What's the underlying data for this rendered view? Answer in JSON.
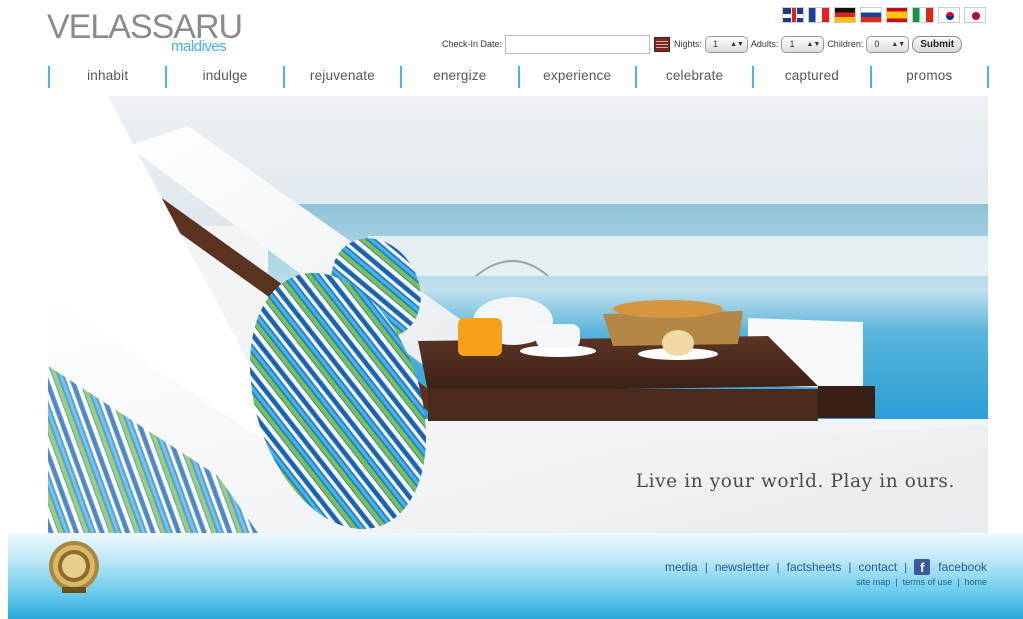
{
  "logo": {
    "brand": "VELASSARU",
    "location": "maldives"
  },
  "languages": [
    "English",
    "French",
    "German",
    "Russian",
    "Spanish",
    "Italian",
    "Korean",
    "Japanese"
  ],
  "booking": {
    "checkin_label": "Check-In Date:",
    "checkin_value": "",
    "calendar_icon": "calendar-icon",
    "nights_label": "Nights:",
    "nights_value": "1",
    "adults_label": "Adults:",
    "adults_value": "1",
    "children_label": "Children:",
    "children_value": "0",
    "submit_label": "Submit"
  },
  "nav": {
    "items": [
      "inhabit",
      "indulge",
      "rejuvenate",
      "energize",
      "experience",
      "celebrate",
      "captured",
      "promos"
    ]
  },
  "hero": {
    "tagline": "Live in your world. Play in ours."
  },
  "footer": {
    "links": [
      "media",
      "newsletter",
      "factsheets",
      "contact",
      "facebook"
    ],
    "sub_links": [
      "site map",
      "terms of use",
      "home"
    ],
    "colors": {
      "accent": "#44b8e3",
      "link": "#1d5f93",
      "facebook": "#3b5998"
    }
  }
}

· · ·

- _Requirements_
Reproduce every line above as written, skipping pictures.

- _Solution_
What's the underlying data for this rendered view? Answer in JSON.
{
  "logo": {
    "brand": "VELASSARU",
    "location": "maldives"
  },
  "languages": [
    "English",
    "French",
    "German",
    "Russian",
    "Spanish",
    "Italian",
    "Korean",
    "Japanese"
  ],
  "booking": {
    "checkin_label": "Check-In Date:",
    "checkin_value": "",
    "calendar_icon": "calendar-icon",
    "nights_label": "Nights:",
    "nights_value": "1",
    "adults_label": "Adults:",
    "adults_value": "1",
    "children_label": "Children:",
    "children_value": "0",
    "submit_label": "Submit"
  },
  "nav": {
    "items": [
      "inhabit",
      "indulge",
      "rejuvenate",
      "energize",
      "experience",
      "celebrate",
      "captured",
      "promos"
    ]
  },
  "hero": {
    "tagline": "Live in your world. Play in ours."
  },
  "footer": {
    "links": [
      "media",
      "newsletter",
      "factsheets",
      "contact",
      "facebook"
    ],
    "sub_links": [
      "site map",
      "terms of use",
      "home"
    ],
    "colors": {
      "accent": "#44b8e3",
      "link": "#1d5f93",
      "facebook": "#3b5998"
    }
  }
}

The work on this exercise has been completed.